Look over the lines below. Report each one that includes the string "budget".

Data items:
+++
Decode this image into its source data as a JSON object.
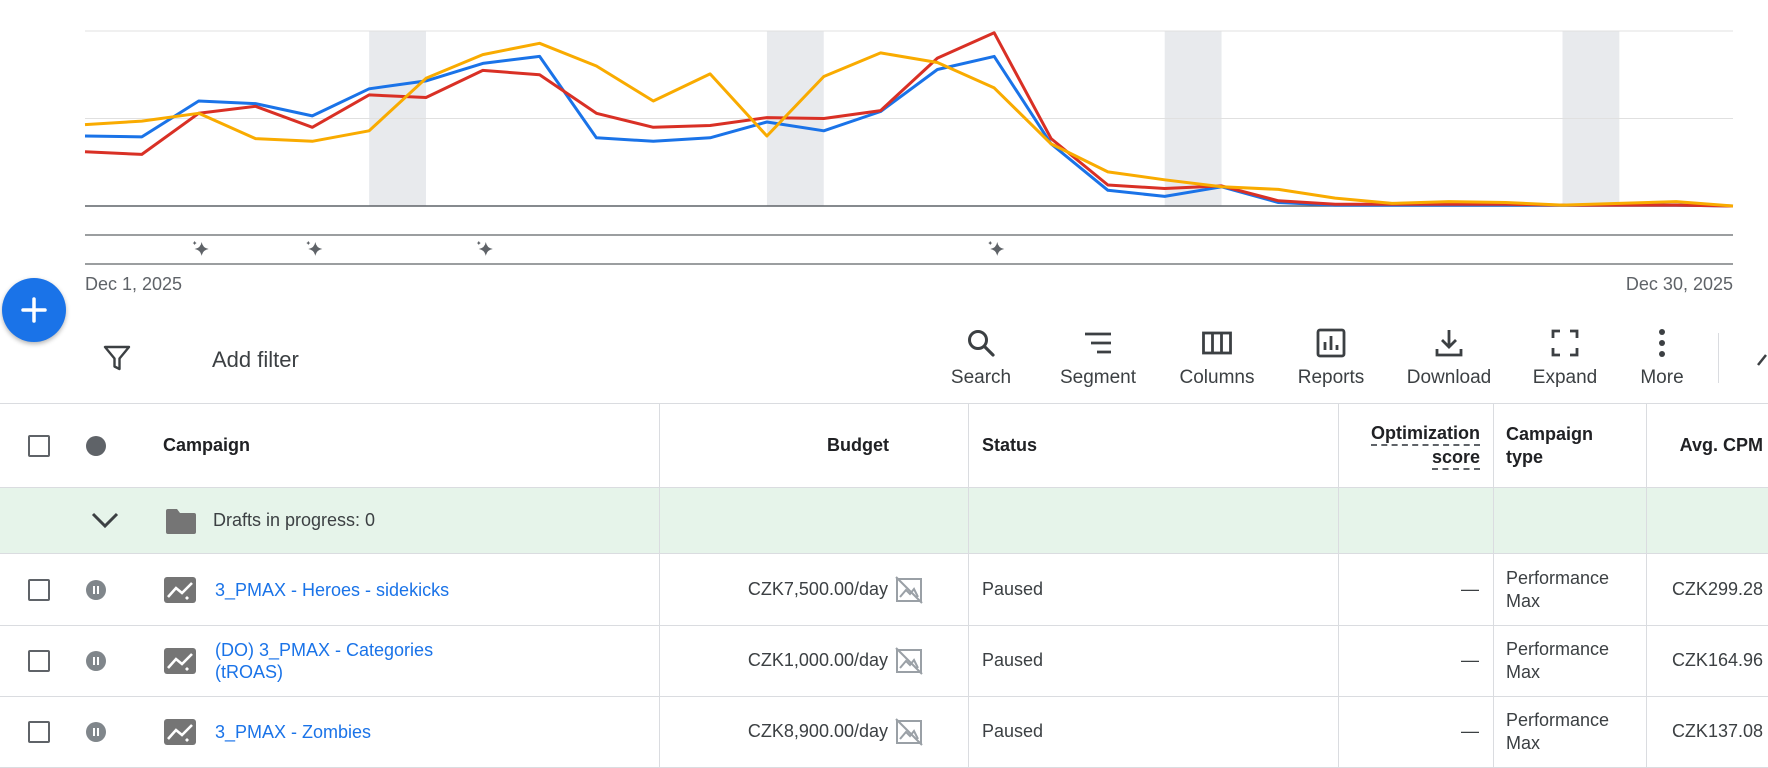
{
  "chart": {
    "date_start": "Dec 1, 2025",
    "date_end": "Dec 30, 2025",
    "series_colors": [
      "#1a73e8",
      "#d93025",
      "#f9ab00"
    ]
  },
  "chart_data": {
    "type": "line",
    "x": [
      "Dec 1",
      "Dec 2",
      "Dec 3",
      "Dec 4",
      "Dec 5",
      "Dec 6",
      "Dec 7",
      "Dec 8",
      "Dec 9",
      "Dec 10",
      "Dec 11",
      "Dec 12",
      "Dec 13",
      "Dec 14",
      "Dec 15",
      "Dec 16",
      "Dec 17",
      "Dec 18",
      "Dec 19",
      "Dec 20",
      "Dec 21",
      "Dec 22",
      "Dec 23",
      "Dec 24",
      "Dec 25",
      "Dec 26",
      "Dec 27",
      "Dec 28",
      "Dec 29",
      "Dec 30"
    ],
    "ylim": [
      0,
      2
    ],
    "grid": true,
    "weekend_bands": [
      "Dec 6",
      "Dec 13",
      "Dec 20",
      "Dec 27"
    ],
    "annotation_days": [
      "Dec 3",
      "Dec 5",
      "Dec 8",
      "Dec 17"
    ],
    "series": [
      {
        "color": "#1a73e8",
        "values": [
          0.8,
          0.79,
          1.2,
          1.17,
          1.03,
          1.34,
          1.43,
          1.63,
          1.71,
          0.78,
          0.74,
          0.78,
          0.96,
          0.86,
          1.08,
          1.56,
          1.71,
          0.71,
          0.18,
          0.11,
          0.22,
          0.04,
          0.01,
          0.01,
          0.01,
          0.01,
          0.01,
          0.01,
          0.01,
          0.0
        ]
      },
      {
        "color": "#d93025",
        "values": [
          0.62,
          0.59,
          1.06,
          1.14,
          0.9,
          1.27,
          1.24,
          1.55,
          1.5,
          1.06,
          0.9,
          0.92,
          1.01,
          1.0,
          1.09,
          1.69,
          1.98,
          0.77,
          0.24,
          0.2,
          0.23,
          0.06,
          0.02,
          0.02,
          0.02,
          0.02,
          0.01,
          0.01,
          0.01,
          0.0
        ]
      },
      {
        "color": "#f9ab00",
        "values": [
          0.93,
          0.97,
          1.06,
          0.77,
          0.74,
          0.86,
          1.46,
          1.73,
          1.86,
          1.6,
          1.2,
          1.51,
          0.8,
          1.48,
          1.75,
          1.64,
          1.35,
          0.71,
          0.39,
          0.3,
          0.22,
          0.19,
          0.09,
          0.03,
          0.05,
          0.04,
          0.01,
          0.03,
          0.05,
          0.0
        ]
      }
    ]
  },
  "toolbar": {
    "add_filter": "Add filter",
    "tools": [
      {
        "label": "Search",
        "icon": "search-icon"
      },
      {
        "label": "Segment",
        "icon": "segment-icon"
      },
      {
        "label": "Columns",
        "icon": "columns-icon"
      },
      {
        "label": "Reports",
        "icon": "reports-icon"
      },
      {
        "label": "Download",
        "icon": "download-icon"
      },
      {
        "label": "Expand",
        "icon": "expand-icon"
      },
      {
        "label": "More",
        "icon": "more-vert-icon"
      }
    ]
  },
  "table": {
    "headers": {
      "campaign": "Campaign",
      "budget": "Budget",
      "status": "Status",
      "optimization_score_1": "Optimization",
      "optimization_score_2": "score",
      "campaign_type_1": "Campaign",
      "campaign_type_2": "type",
      "avg_cpm": "Avg. CPM"
    },
    "drafts_label": "Drafts in progress: 0",
    "rows": [
      {
        "name_1": "3_PMAX - Heroes - sidekicks",
        "name_2": "",
        "budget": "CZK7,500.00/day",
        "status": "Paused",
        "opt_score": "—",
        "type_1": "Performance",
        "type_2": "Max",
        "avg_cpm": "CZK299.28"
      },
      {
        "name_1": "(DO) 3_PMAX - Categories",
        "name_2": "(tROAS)",
        "budget": "CZK1,000.00/day",
        "status": "Paused",
        "opt_score": "—",
        "type_1": "Performance",
        "type_2": "Max",
        "avg_cpm": "CZK164.96"
      },
      {
        "name_1": "3_PMAX - Zombies",
        "name_2": "",
        "budget": "CZK8,900.00/day",
        "status": "Paused",
        "opt_score": "—",
        "type_1": "Performance",
        "type_2": "Max",
        "avg_cpm": "CZK137.08"
      }
    ]
  }
}
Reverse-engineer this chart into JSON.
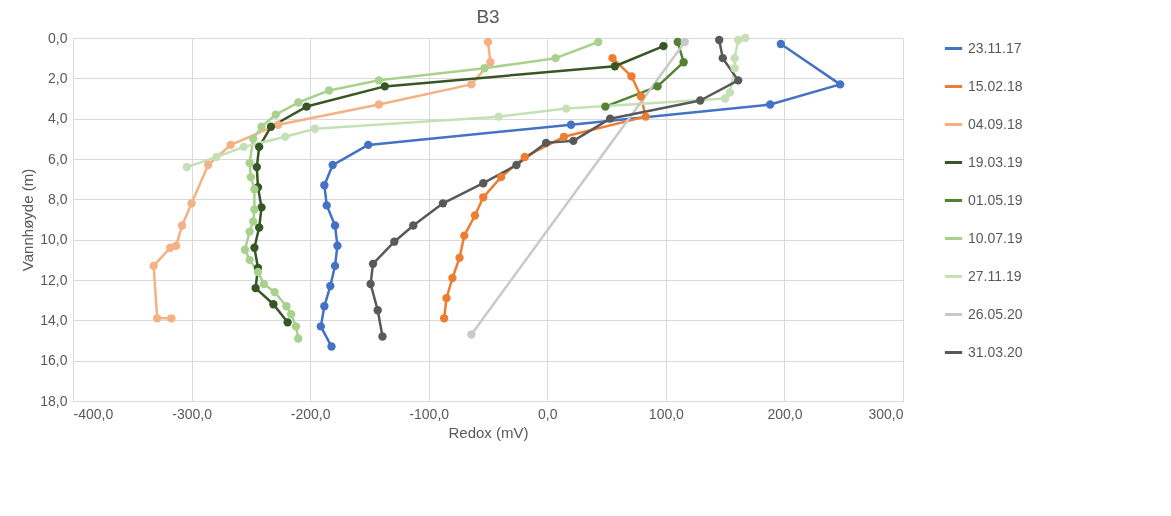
{
  "chart_data": {
    "type": "line",
    "title": "B3",
    "xlabel": "Redox (mV)",
    "ylabel": "Vannhøyde (m)",
    "xlim": [
      -400,
      300
    ],
    "xticks": [
      {
        "value": -400,
        "label": "-400,0"
      },
      {
        "value": -300,
        "label": "-300,0"
      },
      {
        "value": -200,
        "label": "-200,0"
      },
      {
        "value": -100,
        "label": "-100,0"
      },
      {
        "value": 0,
        "label": "0,0"
      },
      {
        "value": 100,
        "label": "100,0"
      },
      {
        "value": 200,
        "label": "200,0"
      },
      {
        "value": 300,
        "label": "300,0"
      }
    ],
    "ylim": [
      18,
      0
    ],
    "yticks": [
      {
        "value": 0,
        "label": "0,0"
      },
      {
        "value": 2,
        "label": "2,0"
      },
      {
        "value": 4,
        "label": "4,0"
      },
      {
        "value": 6,
        "label": "6,0"
      },
      {
        "value": 8,
        "label": "8,0"
      },
      {
        "value": 10,
        "label": "10,0"
      },
      {
        "value": 12,
        "label": "12,0"
      },
      {
        "value": 14,
        "label": "14,0"
      },
      {
        "value": 16,
        "label": "16,0"
      },
      {
        "value": 18,
        "label": "18,0"
      }
    ],
    "grid": true,
    "legend": "right",
    "marker": "circle",
    "line_style": "solid",
    "series": [
      {
        "name": "23.11.17",
        "color": "#4472c4",
        "x": [
          197,
          247,
          188,
          20,
          -151,
          -181,
          -188,
          -186,
          -179,
          -177,
          -179,
          -183,
          -188,
          -191,
          -182
        ],
        "values": [
          0.3,
          2.3,
          3.3,
          4.3,
          5.3,
          6.3,
          7.3,
          8.3,
          9.3,
          10.3,
          11.3,
          12.3,
          13.3,
          14.3,
          15.3
        ]
      },
      {
        "name": "15.02.18",
        "color": "#ed7d31",
        "x": [
          55,
          71,
          79,
          83,
          14,
          -19,
          -39,
          -54,
          -61,
          -70,
          -74,
          -80,
          -85,
          -87
        ],
        "values": [
          1,
          1.9,
          2.9,
          3.9,
          4.9,
          5.9,
          6.9,
          7.9,
          8.8,
          9.8,
          10.9,
          11.9,
          12.9,
          13.9
        ]
      },
      {
        "name": "04.09.18",
        "color": "#f4b183",
        "x": [
          -50,
          -48,
          -64,
          -142,
          -227,
          -267,
          -286,
          -300,
          -308,
          -313,
          -318,
          -332,
          -329,
          -317
        ],
        "values": [
          0.2,
          1.2,
          2.3,
          3.3,
          4.3,
          5.3,
          6.3,
          8.2,
          9.3,
          10.3,
          10.4,
          11.3,
          13.9,
          13.9
        ]
      },
      {
        "name": "19.03.19",
        "color": "#375623",
        "x": [
          98,
          57,
          -137,
          -203,
          -233,
          -243,
          -245,
          -244,
          -241,
          -243,
          -247,
          -244,
          -246,
          -231,
          -219
        ],
        "values": [
          0.4,
          1.4,
          2.4,
          3.4,
          4.4,
          5.4,
          6.4,
          7.4,
          8.4,
          9.4,
          10.4,
          11.4,
          12.4,
          13.2,
          14.1
        ]
      },
      {
        "name": "01.05.19",
        "color": "#548235",
        "x": [
          110,
          115,
          93,
          49
        ],
        "values": [
          0.2,
          1.2,
          2.4,
          3.4
        ]
      },
      {
        "name": "10.07.19",
        "color": "#a9d18e",
        "x": [
          43,
          7,
          -53,
          -142,
          -184,
          -210,
          -229,
          -241,
          -248,
          -251,
          -250,
          -247,
          -247,
          -248,
          -251,
          -255,
          -251,
          -244,
          -239,
          -230,
          -220,
          -216,
          -212,
          -210
        ],
        "values": [
          0.2,
          1,
          1.5,
          2.1,
          2.6,
          3.2,
          3.8,
          4.4,
          5,
          6.2,
          6.9,
          7.5,
          8.5,
          9.1,
          9.6,
          10.5,
          11,
          11.6,
          12.2,
          12.6,
          13.3,
          13.7,
          14.3,
          14.9
        ]
      },
      {
        "name": "27.11.19",
        "color": "#c5e0b4",
        "x": [
          167,
          161,
          158,
          158,
          154,
          150,
          16,
          -41,
          -196,
          -221,
          -256,
          -279,
          -304
        ],
        "values": [
          0,
          0.1,
          1,
          1.5,
          2.7,
          3,
          3.5,
          3.9,
          4.5,
          4.9,
          5.4,
          5.9,
          6.4
        ]
      },
      {
        "name": "26.05.20",
        "color": "#c9c9c9",
        "x": [
          116,
          -64
        ],
        "values": [
          0.2,
          14.7
        ]
      },
      {
        "name": "31.03.20",
        "color": "#595959",
        "x": [
          145,
          148,
          161,
          129,
          53,
          22,
          -1,
          -26,
          -54,
          -88,
          -113,
          -129,
          -147,
          -149,
          -143,
          -139
        ],
        "values": [
          0.1,
          1,
          2.1,
          3.1,
          4,
          5.1,
          5.2,
          6.3,
          7.2,
          8.2,
          9.3,
          10.1,
          11.2,
          12.2,
          13.5,
          14.8
        ]
      }
    ]
  }
}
+++
» The result
      "budget": "Budget",
        "budget": "CZK7,500.00/day",
        "budget": "CZK1,000.00/day",
        "budget": "CZK8,900.00/day",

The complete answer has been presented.